→ **Objective**: Put everything from the line containing "Annotate this image: element" down to the line containing "header-return-interval-line1: Return [589, 149, 639, 165]", both included, into a JSON list of strings with one string per line and blank lines left out. Include nothing else from the items.

→ **Stored records**:
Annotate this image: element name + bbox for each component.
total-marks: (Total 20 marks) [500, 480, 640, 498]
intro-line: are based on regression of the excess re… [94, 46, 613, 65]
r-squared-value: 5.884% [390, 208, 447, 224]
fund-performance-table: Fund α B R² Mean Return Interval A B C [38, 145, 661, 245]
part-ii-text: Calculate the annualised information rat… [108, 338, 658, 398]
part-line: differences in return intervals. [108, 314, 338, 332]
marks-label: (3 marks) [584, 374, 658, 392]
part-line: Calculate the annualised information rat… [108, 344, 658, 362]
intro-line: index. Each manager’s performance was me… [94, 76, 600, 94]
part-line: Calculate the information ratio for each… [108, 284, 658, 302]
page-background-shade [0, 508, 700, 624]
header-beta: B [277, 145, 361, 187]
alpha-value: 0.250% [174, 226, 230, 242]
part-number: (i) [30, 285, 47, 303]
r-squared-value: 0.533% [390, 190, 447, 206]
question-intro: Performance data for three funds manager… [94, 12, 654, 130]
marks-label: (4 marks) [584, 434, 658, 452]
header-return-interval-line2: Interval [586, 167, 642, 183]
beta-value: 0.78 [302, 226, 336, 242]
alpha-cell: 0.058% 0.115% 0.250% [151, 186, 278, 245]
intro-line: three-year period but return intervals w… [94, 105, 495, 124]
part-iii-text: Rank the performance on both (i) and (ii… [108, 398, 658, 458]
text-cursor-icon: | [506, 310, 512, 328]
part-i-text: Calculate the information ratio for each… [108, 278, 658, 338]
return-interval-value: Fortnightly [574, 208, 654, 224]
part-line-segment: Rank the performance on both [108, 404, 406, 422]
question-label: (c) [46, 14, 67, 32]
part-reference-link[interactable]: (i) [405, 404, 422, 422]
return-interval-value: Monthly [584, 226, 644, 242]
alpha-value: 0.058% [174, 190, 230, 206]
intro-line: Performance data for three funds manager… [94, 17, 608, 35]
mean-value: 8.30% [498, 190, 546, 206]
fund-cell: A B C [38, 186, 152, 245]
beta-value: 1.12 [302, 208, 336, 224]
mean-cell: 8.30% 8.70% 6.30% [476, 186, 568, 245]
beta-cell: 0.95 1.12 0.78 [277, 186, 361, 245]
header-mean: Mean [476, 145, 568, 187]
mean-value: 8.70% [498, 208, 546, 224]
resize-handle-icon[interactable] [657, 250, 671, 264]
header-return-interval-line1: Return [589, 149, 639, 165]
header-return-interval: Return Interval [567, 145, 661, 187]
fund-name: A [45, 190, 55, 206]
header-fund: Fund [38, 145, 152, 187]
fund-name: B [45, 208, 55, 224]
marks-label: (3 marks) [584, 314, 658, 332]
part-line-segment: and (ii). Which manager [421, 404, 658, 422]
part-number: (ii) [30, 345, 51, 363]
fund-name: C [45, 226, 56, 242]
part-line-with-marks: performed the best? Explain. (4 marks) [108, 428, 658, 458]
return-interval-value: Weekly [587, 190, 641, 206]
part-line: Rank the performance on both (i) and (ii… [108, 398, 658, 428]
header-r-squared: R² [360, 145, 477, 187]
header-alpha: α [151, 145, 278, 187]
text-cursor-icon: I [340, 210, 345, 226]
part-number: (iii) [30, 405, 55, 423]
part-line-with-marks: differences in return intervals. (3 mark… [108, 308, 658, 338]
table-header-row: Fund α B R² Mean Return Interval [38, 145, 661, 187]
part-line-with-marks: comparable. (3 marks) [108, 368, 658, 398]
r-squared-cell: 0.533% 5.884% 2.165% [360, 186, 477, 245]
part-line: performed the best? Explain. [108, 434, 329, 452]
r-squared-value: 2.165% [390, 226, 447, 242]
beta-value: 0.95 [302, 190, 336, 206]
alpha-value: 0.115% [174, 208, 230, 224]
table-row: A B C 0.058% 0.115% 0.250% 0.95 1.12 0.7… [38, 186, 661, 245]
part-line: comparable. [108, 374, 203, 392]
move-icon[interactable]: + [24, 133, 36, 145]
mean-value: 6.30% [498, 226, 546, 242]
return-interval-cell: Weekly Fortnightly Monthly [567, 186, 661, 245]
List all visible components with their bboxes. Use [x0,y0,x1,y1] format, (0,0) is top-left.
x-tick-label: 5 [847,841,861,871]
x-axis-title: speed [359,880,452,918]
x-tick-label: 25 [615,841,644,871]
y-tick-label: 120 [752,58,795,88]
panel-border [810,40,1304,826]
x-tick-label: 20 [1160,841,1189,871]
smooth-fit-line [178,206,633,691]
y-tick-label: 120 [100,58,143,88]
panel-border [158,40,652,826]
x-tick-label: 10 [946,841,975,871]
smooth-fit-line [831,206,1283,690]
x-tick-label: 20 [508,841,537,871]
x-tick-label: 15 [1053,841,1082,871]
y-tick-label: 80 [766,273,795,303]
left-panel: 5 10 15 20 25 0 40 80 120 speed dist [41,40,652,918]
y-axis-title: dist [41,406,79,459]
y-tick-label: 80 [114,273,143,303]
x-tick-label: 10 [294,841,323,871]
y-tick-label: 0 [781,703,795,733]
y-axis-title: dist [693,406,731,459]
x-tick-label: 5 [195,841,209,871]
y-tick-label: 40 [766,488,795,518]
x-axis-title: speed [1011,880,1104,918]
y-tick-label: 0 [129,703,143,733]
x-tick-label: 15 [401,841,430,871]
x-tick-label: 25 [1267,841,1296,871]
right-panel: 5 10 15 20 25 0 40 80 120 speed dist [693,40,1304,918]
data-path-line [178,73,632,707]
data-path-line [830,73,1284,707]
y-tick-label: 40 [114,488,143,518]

--

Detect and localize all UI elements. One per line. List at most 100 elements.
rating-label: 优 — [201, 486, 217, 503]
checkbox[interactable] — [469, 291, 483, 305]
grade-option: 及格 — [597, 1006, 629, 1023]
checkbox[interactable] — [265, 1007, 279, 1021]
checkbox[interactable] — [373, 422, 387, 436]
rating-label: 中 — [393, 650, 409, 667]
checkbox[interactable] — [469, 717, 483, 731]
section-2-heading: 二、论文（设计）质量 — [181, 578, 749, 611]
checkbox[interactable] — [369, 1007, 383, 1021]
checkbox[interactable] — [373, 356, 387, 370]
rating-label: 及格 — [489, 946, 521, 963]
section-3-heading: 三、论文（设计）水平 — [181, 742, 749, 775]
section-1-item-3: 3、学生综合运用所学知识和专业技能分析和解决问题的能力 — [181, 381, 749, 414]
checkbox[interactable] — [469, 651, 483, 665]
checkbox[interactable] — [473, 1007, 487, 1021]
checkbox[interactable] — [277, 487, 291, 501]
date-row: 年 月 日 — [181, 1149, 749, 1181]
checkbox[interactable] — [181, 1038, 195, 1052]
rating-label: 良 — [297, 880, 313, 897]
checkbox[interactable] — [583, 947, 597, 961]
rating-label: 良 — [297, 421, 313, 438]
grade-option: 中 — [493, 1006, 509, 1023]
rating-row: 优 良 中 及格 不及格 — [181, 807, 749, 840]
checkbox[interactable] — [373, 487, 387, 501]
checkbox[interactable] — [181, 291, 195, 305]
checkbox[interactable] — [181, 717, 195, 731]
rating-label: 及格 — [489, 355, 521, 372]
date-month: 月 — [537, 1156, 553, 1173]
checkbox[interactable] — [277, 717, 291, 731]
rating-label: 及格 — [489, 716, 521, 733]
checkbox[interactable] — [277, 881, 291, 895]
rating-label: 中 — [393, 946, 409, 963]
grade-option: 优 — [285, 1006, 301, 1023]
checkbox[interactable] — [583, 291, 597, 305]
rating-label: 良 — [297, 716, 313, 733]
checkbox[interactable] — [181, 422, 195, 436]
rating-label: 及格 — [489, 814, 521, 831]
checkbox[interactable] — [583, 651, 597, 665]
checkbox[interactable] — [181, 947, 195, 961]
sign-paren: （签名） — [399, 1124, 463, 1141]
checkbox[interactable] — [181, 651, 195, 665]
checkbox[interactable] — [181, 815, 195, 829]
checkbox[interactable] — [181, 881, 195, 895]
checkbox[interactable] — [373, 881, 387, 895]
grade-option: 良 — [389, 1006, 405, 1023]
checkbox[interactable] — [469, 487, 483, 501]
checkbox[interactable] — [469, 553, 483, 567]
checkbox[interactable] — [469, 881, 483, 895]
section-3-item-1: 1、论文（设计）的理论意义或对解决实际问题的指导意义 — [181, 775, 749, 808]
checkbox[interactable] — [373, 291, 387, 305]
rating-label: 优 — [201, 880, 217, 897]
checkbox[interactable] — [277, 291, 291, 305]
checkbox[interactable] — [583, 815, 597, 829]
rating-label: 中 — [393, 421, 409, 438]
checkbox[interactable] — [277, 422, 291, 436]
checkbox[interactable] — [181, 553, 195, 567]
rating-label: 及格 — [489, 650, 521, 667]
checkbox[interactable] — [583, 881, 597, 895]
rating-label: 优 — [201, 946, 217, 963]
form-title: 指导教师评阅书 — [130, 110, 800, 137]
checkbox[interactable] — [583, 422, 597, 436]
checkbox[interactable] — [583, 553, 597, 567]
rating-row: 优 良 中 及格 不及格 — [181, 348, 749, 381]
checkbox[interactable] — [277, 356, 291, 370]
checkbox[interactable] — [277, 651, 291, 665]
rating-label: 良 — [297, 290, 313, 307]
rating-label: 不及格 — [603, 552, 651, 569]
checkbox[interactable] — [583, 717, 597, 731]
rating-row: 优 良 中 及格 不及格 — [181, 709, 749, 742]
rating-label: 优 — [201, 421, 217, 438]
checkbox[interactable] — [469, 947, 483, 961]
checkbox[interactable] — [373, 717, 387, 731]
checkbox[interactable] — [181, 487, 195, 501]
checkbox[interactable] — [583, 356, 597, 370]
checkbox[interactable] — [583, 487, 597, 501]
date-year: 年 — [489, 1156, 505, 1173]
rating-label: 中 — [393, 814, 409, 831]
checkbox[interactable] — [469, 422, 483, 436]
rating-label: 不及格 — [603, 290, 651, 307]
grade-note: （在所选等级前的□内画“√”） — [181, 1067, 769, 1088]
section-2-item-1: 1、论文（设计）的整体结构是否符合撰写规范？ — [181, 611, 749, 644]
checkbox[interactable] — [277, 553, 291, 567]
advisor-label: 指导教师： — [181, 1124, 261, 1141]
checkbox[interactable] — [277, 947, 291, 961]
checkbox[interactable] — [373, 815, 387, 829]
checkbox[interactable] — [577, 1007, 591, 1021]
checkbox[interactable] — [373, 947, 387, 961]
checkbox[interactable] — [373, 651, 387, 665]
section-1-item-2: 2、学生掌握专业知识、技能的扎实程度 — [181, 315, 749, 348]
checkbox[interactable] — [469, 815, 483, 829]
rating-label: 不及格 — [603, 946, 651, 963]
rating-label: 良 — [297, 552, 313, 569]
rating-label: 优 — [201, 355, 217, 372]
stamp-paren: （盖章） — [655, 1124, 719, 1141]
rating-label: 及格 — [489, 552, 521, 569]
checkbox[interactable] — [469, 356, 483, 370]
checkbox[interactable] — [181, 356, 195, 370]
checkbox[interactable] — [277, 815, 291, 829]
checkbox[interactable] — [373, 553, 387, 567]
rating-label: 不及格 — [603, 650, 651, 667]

→ **Task answer**:
[
  "Annotate this image: element name + bbox for each component.",
  "total-marks: (Total 20 marks) [500, 480, 640, 498]",
  "intro-line: are based on regression of the excess re… [94, 46, 613, 65]",
  "r-squared-value: 5.884% [390, 208, 447, 224]",
  "fund-performance-table: Fund α B R² Mean Return Interval A B C [38, 145, 661, 245]",
  "part-ii-text: Calculate the annualised information rat… [108, 338, 658, 398]",
  "part-line: differences in return intervals. [108, 314, 338, 332]",
  "marks-label: (3 marks) [584, 374, 658, 392]",
  "part-line: Calculate the annualised information rat… [108, 344, 658, 362]",
  "intro-line: index. Each manager’s performance was me… [94, 76, 600, 94]",
  "part-line: Calculate the information ratio for each… [108, 284, 658, 302]",
  "page-background-shade [0, 508, 700, 624]",
  "header-beta: B [277, 145, 361, 187]",
  "alpha-value: 0.250% [174, 226, 230, 242]",
  "part-number: (i) [30, 285, 47, 303]",
  "r-squared-value: 0.533% [390, 190, 447, 206]",
  "question-intro: Performance data for three funds manager… [94, 12, 654, 130]",
  "marks-label: (4 marks) [584, 434, 658, 452]",
  "header-return-interval-line2: Interval [586, 167, 642, 183]",
  "beta-value: 0.78 [302, 226, 336, 242]",
  "alpha-cell: 0.058% 0.115% 0.250% [151, 186, 278, 245]",
  "intro-line: three-year period but return intervals w… [94, 105, 495, 124]",
  "part-iii-text: Rank the performance on both (i) and (ii… [108, 398, 658, 458]",
  "text-cursor-icon: | [506, 310, 512, 328]",
  "part-i-text: Calculate the information ratio for each… [108, 278, 658, 338]",
  "return-interval-value: Fortnightly [574, 208, 654, 224]",
  "part-line-segment: Rank the performance on both [108, 404, 406, 422]",
  "question-label: (c) [46, 14, 67, 32]",
  "part-reference-link[interactable]: (i) [405, 404, 422, 422]",
  "return-interval-value: Monthly [584, 226, 644, 242]",
  "alpha-value: 0.058% [174, 190, 230, 206]",
  "intro-line: Performance data for three funds manager… [94, 17, 608, 35]",
  "mean-value: 8.30% [498, 190, 546, 206]",
  "fund-cell: A B C [38, 186, 152, 245]",
  "beta-value: 1.12 [302, 208, 336, 224]",
  "mean-cell: 8.30% 8.70% 6.30% [476, 186, 568, 245]",
  "beta-cell: 0.95 1.12 0.78 [277, 186, 361, 245]",
  "header-mean: Mean [476, 145, 568, 187]",
  "mean-value: 8.70% [498, 208, 546, 224]",
  "resize-handle-icon[interactable] [657, 250, 671, 264]",
  "header-return-interval-line1: Return [589, 149, 639, 165]"
]